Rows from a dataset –
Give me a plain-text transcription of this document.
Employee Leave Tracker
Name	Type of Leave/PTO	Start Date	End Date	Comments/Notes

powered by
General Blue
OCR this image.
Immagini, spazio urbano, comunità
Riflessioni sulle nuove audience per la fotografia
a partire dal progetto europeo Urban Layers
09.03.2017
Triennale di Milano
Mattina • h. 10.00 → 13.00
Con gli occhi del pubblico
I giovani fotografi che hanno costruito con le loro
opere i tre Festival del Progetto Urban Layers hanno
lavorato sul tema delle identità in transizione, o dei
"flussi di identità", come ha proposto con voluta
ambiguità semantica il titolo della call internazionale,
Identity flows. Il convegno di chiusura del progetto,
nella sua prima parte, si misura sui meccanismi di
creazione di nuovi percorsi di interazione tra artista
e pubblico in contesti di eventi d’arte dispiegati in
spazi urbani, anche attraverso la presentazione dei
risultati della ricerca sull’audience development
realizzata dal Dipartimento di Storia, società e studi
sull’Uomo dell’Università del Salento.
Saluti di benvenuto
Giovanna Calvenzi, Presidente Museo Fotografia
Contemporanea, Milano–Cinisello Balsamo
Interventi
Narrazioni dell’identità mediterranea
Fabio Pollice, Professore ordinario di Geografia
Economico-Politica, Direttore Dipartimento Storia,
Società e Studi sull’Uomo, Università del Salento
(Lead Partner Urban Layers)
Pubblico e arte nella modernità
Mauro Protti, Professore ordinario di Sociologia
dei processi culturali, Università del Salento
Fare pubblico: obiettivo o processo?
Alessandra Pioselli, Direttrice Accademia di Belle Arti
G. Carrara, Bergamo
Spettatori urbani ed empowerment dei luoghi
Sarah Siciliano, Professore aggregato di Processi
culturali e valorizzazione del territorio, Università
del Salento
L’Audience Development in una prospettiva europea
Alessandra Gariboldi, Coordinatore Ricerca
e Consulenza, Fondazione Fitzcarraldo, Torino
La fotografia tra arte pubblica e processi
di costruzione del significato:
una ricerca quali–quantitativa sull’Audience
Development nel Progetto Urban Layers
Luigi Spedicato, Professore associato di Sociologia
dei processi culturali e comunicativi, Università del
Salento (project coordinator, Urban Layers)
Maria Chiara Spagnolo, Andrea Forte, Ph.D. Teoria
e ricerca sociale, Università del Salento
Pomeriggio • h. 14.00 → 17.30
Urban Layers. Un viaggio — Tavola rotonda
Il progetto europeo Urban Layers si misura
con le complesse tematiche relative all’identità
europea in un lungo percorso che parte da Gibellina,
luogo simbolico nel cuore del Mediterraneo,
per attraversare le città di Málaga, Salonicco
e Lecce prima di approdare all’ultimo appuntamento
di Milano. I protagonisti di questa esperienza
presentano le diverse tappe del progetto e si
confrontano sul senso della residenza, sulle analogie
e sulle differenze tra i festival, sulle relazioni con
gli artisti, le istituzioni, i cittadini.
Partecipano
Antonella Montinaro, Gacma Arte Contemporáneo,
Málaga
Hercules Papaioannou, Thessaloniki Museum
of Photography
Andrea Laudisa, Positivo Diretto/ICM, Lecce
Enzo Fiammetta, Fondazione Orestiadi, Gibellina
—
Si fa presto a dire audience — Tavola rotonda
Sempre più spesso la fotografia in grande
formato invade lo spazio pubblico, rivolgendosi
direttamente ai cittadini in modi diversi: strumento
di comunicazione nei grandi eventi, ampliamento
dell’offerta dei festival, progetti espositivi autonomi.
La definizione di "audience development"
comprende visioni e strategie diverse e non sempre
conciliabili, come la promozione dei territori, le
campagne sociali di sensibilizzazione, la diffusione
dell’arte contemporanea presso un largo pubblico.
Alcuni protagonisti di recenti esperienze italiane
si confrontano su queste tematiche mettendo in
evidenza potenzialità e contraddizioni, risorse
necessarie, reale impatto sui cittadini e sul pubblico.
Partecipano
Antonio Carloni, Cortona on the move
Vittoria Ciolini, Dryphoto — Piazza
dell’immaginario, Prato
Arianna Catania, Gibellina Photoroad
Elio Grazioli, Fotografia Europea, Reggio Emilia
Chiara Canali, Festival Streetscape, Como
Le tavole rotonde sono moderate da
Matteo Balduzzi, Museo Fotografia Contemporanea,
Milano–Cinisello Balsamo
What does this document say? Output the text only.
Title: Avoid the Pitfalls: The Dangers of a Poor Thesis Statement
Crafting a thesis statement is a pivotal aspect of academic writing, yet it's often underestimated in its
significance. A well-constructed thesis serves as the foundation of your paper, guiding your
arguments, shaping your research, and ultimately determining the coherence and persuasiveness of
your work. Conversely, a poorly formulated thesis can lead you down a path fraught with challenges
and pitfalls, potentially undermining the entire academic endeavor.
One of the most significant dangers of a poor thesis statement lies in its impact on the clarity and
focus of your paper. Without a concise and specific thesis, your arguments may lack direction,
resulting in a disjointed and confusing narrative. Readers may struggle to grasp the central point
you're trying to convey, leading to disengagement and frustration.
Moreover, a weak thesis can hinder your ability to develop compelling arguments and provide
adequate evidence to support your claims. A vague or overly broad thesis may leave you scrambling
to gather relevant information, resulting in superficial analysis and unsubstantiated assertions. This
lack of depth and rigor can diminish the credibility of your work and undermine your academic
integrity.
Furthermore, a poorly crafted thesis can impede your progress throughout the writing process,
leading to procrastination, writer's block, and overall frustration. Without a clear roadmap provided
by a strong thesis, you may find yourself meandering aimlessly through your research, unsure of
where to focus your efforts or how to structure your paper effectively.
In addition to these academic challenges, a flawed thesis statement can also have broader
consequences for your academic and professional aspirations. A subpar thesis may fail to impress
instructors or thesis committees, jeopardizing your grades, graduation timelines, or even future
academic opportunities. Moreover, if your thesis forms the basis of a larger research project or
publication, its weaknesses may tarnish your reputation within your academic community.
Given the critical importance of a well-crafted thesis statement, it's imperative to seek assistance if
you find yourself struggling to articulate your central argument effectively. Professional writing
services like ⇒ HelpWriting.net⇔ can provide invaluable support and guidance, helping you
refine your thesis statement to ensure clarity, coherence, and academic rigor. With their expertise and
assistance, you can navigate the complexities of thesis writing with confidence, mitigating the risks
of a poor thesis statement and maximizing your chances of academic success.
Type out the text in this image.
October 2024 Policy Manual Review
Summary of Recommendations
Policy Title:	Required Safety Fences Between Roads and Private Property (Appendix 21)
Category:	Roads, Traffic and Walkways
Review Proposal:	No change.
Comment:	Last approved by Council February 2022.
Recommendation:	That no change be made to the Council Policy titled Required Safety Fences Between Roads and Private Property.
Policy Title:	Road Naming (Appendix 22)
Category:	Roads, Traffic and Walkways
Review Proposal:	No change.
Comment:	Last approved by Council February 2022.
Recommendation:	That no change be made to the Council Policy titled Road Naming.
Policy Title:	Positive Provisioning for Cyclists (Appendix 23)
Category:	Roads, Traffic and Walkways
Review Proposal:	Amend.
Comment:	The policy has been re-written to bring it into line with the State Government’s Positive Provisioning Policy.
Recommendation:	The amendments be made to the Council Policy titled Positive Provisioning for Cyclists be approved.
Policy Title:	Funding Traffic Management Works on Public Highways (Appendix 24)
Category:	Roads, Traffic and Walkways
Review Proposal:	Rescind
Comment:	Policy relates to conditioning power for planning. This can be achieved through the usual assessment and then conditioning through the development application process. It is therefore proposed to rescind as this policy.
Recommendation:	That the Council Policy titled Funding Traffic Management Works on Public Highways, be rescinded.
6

REQUIRED TASK –
Extract every line of the records above that contains the word "Private".

SOLUTION FOR THIS EXERCISE –
Policy Title:	Required Safety Fences Between Roads and Private Property (Appendix 21)
Recommendation:	That no change be made to the Council Policy titled Required Safety Fences Between Roads and Private Property.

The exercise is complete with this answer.